## Task prompt
The listing below should be written out exactly; please include all of it.
- - -
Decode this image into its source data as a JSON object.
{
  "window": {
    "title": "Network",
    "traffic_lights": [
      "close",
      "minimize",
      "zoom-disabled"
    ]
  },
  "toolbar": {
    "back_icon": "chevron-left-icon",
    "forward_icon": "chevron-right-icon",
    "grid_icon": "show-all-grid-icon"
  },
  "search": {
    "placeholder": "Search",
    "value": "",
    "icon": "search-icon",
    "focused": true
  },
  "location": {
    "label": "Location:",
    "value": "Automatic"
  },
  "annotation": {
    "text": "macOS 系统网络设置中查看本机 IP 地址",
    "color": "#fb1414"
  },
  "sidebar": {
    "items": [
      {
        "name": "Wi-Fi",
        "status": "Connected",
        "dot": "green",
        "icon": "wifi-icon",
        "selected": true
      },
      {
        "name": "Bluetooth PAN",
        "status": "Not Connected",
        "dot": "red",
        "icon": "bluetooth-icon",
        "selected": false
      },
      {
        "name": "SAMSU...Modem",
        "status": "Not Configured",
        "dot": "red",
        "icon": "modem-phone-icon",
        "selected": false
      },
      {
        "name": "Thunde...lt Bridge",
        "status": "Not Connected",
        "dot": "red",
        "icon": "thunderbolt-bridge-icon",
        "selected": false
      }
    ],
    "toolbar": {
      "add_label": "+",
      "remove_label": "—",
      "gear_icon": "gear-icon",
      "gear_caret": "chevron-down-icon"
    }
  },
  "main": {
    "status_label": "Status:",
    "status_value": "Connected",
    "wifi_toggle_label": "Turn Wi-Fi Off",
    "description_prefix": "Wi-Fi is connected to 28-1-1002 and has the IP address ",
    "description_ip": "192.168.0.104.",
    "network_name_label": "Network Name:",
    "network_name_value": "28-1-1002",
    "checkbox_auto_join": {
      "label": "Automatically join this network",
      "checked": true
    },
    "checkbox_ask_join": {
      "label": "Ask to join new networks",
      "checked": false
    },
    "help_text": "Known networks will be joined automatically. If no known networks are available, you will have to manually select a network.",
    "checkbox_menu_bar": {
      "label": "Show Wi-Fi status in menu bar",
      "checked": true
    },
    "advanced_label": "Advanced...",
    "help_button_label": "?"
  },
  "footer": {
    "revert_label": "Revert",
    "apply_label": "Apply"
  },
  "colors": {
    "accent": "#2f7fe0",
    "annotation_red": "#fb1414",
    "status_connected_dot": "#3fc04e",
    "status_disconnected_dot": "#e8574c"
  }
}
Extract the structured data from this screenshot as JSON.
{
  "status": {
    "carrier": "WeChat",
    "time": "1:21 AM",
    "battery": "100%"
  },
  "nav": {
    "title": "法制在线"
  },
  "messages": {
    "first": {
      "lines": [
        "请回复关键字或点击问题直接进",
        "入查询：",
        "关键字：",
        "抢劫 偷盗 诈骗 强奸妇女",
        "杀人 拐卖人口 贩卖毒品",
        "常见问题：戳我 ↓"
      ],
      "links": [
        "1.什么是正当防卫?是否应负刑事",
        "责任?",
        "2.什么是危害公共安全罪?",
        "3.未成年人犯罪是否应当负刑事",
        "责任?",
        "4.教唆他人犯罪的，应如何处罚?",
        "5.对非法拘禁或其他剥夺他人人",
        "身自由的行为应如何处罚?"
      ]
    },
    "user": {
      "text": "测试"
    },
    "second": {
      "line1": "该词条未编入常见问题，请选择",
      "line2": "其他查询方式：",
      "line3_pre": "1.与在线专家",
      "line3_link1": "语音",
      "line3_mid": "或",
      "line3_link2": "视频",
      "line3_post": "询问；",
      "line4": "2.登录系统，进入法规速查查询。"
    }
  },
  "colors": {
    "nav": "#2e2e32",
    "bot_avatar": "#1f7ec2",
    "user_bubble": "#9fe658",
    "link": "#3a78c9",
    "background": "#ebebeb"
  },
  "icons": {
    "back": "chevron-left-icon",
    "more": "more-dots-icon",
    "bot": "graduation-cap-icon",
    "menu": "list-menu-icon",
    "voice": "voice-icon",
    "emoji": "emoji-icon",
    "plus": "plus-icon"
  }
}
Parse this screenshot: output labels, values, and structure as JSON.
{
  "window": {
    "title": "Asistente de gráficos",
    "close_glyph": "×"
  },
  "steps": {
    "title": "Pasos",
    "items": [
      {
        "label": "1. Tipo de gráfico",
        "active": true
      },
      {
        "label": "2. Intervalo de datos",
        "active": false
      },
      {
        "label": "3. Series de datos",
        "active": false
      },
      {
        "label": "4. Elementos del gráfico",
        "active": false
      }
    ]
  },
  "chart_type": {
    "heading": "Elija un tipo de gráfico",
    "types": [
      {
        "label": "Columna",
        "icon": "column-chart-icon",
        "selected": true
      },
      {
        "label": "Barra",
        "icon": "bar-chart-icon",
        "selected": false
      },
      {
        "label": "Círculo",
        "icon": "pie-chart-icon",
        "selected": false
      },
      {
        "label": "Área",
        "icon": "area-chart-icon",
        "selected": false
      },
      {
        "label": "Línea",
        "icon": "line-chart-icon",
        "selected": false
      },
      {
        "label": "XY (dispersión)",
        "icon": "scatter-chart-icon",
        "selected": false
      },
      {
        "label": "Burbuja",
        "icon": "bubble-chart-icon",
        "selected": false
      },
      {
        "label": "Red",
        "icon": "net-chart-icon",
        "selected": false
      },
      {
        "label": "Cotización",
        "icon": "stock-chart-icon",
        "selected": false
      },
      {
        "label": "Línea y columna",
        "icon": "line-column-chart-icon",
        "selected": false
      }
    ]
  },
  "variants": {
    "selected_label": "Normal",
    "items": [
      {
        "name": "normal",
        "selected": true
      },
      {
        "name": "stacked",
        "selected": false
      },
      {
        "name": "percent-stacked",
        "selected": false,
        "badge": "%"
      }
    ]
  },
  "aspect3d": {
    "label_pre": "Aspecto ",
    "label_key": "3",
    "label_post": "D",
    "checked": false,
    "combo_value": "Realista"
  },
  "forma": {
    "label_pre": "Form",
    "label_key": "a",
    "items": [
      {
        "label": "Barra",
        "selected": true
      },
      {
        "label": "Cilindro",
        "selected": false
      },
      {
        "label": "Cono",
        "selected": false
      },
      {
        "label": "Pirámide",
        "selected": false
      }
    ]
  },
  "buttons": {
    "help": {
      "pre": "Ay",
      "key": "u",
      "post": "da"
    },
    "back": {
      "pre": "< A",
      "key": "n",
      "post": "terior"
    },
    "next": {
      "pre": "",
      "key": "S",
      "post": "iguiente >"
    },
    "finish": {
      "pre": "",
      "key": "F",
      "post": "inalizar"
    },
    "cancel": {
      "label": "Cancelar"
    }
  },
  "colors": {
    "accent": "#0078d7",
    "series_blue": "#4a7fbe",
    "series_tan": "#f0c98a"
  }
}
- - -
## Answer to this problem
Decode this image into its source data as a JSON object.
{
  "window": {
    "title": "Network",
    "traffic_lights": [
      "close",
      "minimize",
      "zoom-disabled"
    ]
  },
  "toolbar": {
    "back_icon": "chevron-left-icon",
    "forward_icon": "chevron-right-icon",
    "grid_icon": "show-all-grid-icon"
  },
  "search": {
    "placeholder": "Search",
    "value": "",
    "icon": "search-icon",
    "focused": true
  },
  "location": {
    "label": "Location:",
    "value": "Automatic"
  },
  "annotation": {
    "text": "macOS 系统网络设置中查看本机 IP 地址",
    "color": "#fb1414"
  },
  "sidebar": {
    "items": [
      {
        "name": "Wi-Fi",
        "status": "Connected",
        "dot": "green",
        "icon": "wifi-icon",
        "selected": true
      },
      {
        "name": "Bluetooth PAN",
        "status": "Not Connected",
        "dot": "red",
        "icon": "bluetooth-icon",
        "selected": false
      },
      {
        "name": "SAMSU...Modem",
        "status": "Not Configured",
        "dot": "red",
        "icon": "modem-phone-icon",
        "selected": false
      },
      {
        "name": "Thunde...lt Bridge",
        "status": "Not Connected",
        "dot": "red",
        "icon": "thunderbolt-bridge-icon",
        "selected": false
      }
    ],
    "toolbar": {
      "add_label": "+",
      "remove_label": "—",
      "gear_icon": "gear-icon",
      "gear_caret": "chevron-down-icon"
    }
  },
  "main": {
    "status_label": "Status:",
    "status_value": "Connected",
    "wifi_toggle_label": "Turn Wi-Fi Off",
    "description_prefix": "Wi-Fi is connected to 28-1-1002 and has the IP address ",
    "description_ip": "192.168.0.104.",
    "network_name_label": "Network Name:",
    "network_name_value": "28-1-1002",
    "checkbox_auto_join": {
      "label": "Automatically join this network",
      "checked": true
    },
    "checkbox_ask_join": {
      "label": "Ask to join new networks",
      "checked": false
    },
    "help_text": "Known networks will be joined automatically. If no known networks are available, you will have to manually select a network.",
    "checkbox_menu_bar": {
      "label": "Show Wi-Fi status in menu bar",
      "checked": true
    },
    "advanced_label": "Advanced...",
    "help_button_label": "?"
  },
  "footer": {
    "revert_label": "Revert",
    "apply_label": "Apply"
  },
  "colors": {
    "accent": "#2f7fe0",
    "annotation_red": "#fb1414",
    "status_connected_dot": "#3fc04e",
    "status_disconnected_dot": "#e8574c"
  }
}
Extract the structured data from this screenshot as JSON.
{
  "status": {
    "carrier": "WeChat",
    "time": "1:21 AM",
    "battery": "100%"
  },
  "nav": {
    "title": "法制在线"
  },
  "messages": {
    "first": {
      "lines": [
        "请回复关键字或点击问题直接进",
        "入查询：",
        "关键字：",
        "抢劫 偷盗 诈骗 强奸妇女",
        "杀人 拐卖人口 贩卖毒品",
        "常见问题：戳我 ↓"
      ],
      "links": [
        "1.什么是正当防卫?是否应负刑事",
        "责任?",
        "2.什么是危害公共安全罪?",
        "3.未成年人犯罪是否应当负刑事",
        "责任?",
        "4.教唆他人犯罪的，应如何处罚?",
        "5.对非法拘禁或其他剥夺他人人",
        "身自由的行为应如何处罚?"
      ]
    },
    "user": {
      "text": "测试"
    },
    "second": {
      "line1": "该词条未编入常见问题，请选择",
      "line2": "其他查询方式：",
      "line3_pre": "1.与在线专家",
      "line3_link1": "语音",
      "line3_mid": "或",
      "line3_link2": "视频",
      "line3_post": "询问；",
      "line4": "2.登录系统，进入法规速查查询。"
    }
  },
  "colors": {
    "nav": "#2e2e32",
    "bot_avatar": "#1f7ec2",
    "user_bubble": "#9fe658",
    "link": "#3a78c9",
    "background": "#ebebeb"
  },
  "icons": {
    "back": "chevron-left-icon",
    "more": "more-dots-icon",
    "bot": "graduation-cap-icon",
    "menu": "list-menu-icon",
    "voice": "voice-icon",
    "emoji": "emoji-icon",
    "plus": "plus-icon"
  }
}
Parse this screenshot: output labels, values, and structure as JSON.
{
  "window": {
    "title": "Asistente de gráficos",
    "close_glyph": "×"
  },
  "steps": {
    "title": "Pasos",
    "items": [
      {
        "label": "1. Tipo de gráfico",
        "active": true
      },
      {
        "label": "2. Intervalo de datos",
        "active": false
      },
      {
        "label": "3. Series de datos",
        "active": false
      },
      {
        "label": "4. Elementos del gráfico",
        "active": false
      }
    ]
  },
  "chart_type": {
    "heading": "Elija un tipo de gráfico",
    "types": [
      {
        "label": "Columna",
        "icon": "column-chart-icon",
        "selected": true
      },
      {
        "label": "Barra",
        "icon": "bar-chart-icon",
        "selected": false
      },
      {
        "label": "Círculo",
        "icon": "pie-chart-icon",
        "selected": false
      },
      {
        "label": "Área",
        "icon": "area-chart-icon",
        "selected": false
      },
      {
        "label": "Línea",
        "icon": "line-chart-icon",
        "selected": false
      },
      {
        "label": "XY (dispersión)",
        "icon": "scatter-chart-icon",
        "selected": false
      },
      {
        "label": "Burbuja",
        "icon": "bubble-chart-icon",
        "selected": false
      },
      {
        "label": "Red",
        "icon": "net-chart-icon",
        "selected": false
      },
      {
        "label": "Cotización",
        "icon": "stock-chart-icon",
        "selected": false
      },
      {
        "label": "Línea y columna",
        "icon": "line-column-chart-icon",
        "selected": false
      }
    ]
  },
  "variants": {
    "selected_label": "Normal",
    "items": [
      {
        "name": "normal",
        "selected": true
      },
      {
        "name": "stacked",
        "selected": false
      },
      {
        "name": "percent-stacked",
        "selected": false,
        "badge": "%"
      }
    ]
  },
  "aspect3d": {
    "label_pre": "Aspecto ",
    "label_key": "3",
    "label_post": "D",
    "checked": false,
    "combo_value": "Realista"
  },
  "forma": {
    "label_pre": "Form",
    "label_key": "a",
    "items": [
      {
        "label": "Barra",
        "selected": true
      },
      {
        "label": "Cilindro",
        "selected": false
      },
      {
        "label": "Cono",
        "selected": false
      },
      {
        "label": "Pirámide",
        "selected": false
      }
    ]
  },
  "buttons": {
    "help": {
      "pre": "Ay",
      "key": "u",
      "post": "da"
    },
    "back": {
      "pre": "< A",
      "key": "n",
      "post": "terior"
    },
    "next": {
      "pre": "",
      "key": "S",
      "post": "iguiente >"
    },
    "finish": {
      "pre": "",
      "key": "F",
      "post": "inalizar"
    },
    "cancel": {
      "label": "Cancelar"
    }
  },
  "colors": {
    "accent": "#0078d7",
    "series_blue": "#4a7fbe",
    "series_tan": "#f0c98a"
  }
}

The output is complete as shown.